WHAT TO PRODUCE: Your task is to retype each line of the data below exactly.

PROVIDED INFORMATION:
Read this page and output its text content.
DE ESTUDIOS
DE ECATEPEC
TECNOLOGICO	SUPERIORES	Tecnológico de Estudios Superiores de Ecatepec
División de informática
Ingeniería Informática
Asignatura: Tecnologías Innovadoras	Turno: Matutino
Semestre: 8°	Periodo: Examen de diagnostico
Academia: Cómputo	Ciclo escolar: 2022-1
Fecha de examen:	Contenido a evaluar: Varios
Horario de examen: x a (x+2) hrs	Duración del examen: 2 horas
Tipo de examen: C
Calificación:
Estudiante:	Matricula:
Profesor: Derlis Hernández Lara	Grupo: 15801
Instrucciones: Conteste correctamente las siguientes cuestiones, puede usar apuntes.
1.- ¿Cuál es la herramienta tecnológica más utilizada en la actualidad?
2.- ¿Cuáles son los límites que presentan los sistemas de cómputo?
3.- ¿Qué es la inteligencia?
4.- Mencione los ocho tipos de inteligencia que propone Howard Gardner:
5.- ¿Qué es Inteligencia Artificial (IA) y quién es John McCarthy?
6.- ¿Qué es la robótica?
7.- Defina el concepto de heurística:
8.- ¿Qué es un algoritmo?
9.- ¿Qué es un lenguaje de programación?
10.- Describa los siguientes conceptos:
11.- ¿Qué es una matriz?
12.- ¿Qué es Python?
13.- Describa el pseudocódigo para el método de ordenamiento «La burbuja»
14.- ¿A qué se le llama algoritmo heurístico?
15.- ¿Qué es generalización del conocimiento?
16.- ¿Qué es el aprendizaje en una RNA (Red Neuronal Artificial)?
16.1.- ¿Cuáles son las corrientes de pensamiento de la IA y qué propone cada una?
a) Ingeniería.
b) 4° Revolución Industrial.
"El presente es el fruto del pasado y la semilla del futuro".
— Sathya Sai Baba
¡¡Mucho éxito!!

EXERCISE RESULT:
Read this page and output its text content.
DE ESTUDIOS
DE ECATEPEC
TECNOLOGICO	SUPERIORES	Tecnológico de Estudios Superiores de Ecatepec
División de informática
Ingeniería Informática
Asignatura: Tecnologías Innovadoras	Turno: Matutino
Semestre: 8°	Periodo: Examen de diagnostico
Academia: Cómputo	Ciclo escolar: 2022-1
Fecha de examen:	Contenido a evaluar: Varios
Horario de examen: x a (x+2) hrs	Duración del examen: 2 horas
Tipo de examen: C
Calificación:
Estudiante:	Matricula:
Profesor: Derlis Hernández Lara	Grupo: 15801
Instrucciones: Conteste correctamente las siguientes cuestiones, puede usar apuntes.
1.- ¿Cuál es la herramienta tecnológica más utilizada en la actualidad?
2.- ¿Cuáles son los límites que presentan los sistemas de cómputo?
3.- ¿Qué es la inteligencia?
4.- Mencione los ocho tipos de inteligencia que propone Howard Gardner:
5.- ¿Qué es Inteligencia Artificial (IA) y quién es John McCarthy?
6.- ¿Qué es la robótica?
7.- Defina el concepto de heurística:
8.- ¿Qué es un algoritmo?
9.- ¿Qué es un lenguaje de programación?
10.- Describa los siguientes conceptos:
11.- ¿Qué es una matriz?
12.- ¿Qué es Python?
13.- Describa el pseudocódigo para el método de ordenamiento «La burbuja»
14.- ¿A qué se le llama algoritmo heurístico?
15.- ¿Qué es generalización del conocimiento?
16.- ¿Qué es el aprendizaje en una RNA (Red Neuronal Artificial)?
16.1.- ¿Cuáles son las corrientes de pensamiento de la IA y qué propone cada una?
a) Ingeniería.
b) 4° Revolución Industrial.
"El presente es el fruto del pasado y la semilla del futuro".
— Sathya Sai Baba
¡¡Mucho éxito!!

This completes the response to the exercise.